> PROBLEM REQUIREMENTS: Copy, from the entries below, each line where the word "下列说法不正确的是" can be found.

** Begin DATASET ENTRIES **

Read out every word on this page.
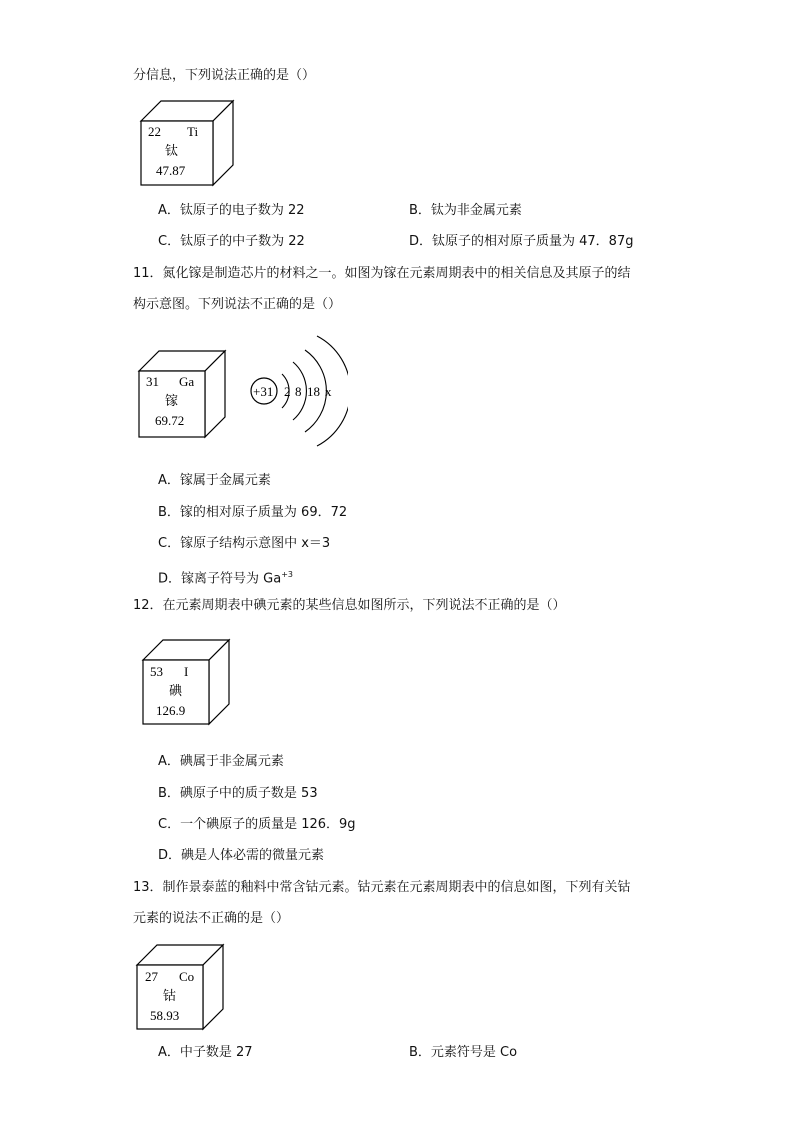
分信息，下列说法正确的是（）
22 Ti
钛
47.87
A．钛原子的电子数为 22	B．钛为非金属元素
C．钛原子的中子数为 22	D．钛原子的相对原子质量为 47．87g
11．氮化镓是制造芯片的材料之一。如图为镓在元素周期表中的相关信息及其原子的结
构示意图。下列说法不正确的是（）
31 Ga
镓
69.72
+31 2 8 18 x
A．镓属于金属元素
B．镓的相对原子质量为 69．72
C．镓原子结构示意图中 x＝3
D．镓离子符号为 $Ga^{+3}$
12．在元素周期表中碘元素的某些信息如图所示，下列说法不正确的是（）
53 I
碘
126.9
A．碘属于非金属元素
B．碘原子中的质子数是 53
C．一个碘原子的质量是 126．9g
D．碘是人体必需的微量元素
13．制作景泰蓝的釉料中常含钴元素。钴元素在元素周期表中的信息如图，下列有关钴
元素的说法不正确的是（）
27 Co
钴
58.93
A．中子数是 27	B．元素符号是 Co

** End DATASET ENTRIES **

> EXERCISE OUTPUT:
构示意图。下列说法不正确的是（）
12．在元素周期表中碘元素的某些信息如图所示，下列说法不正确的是（）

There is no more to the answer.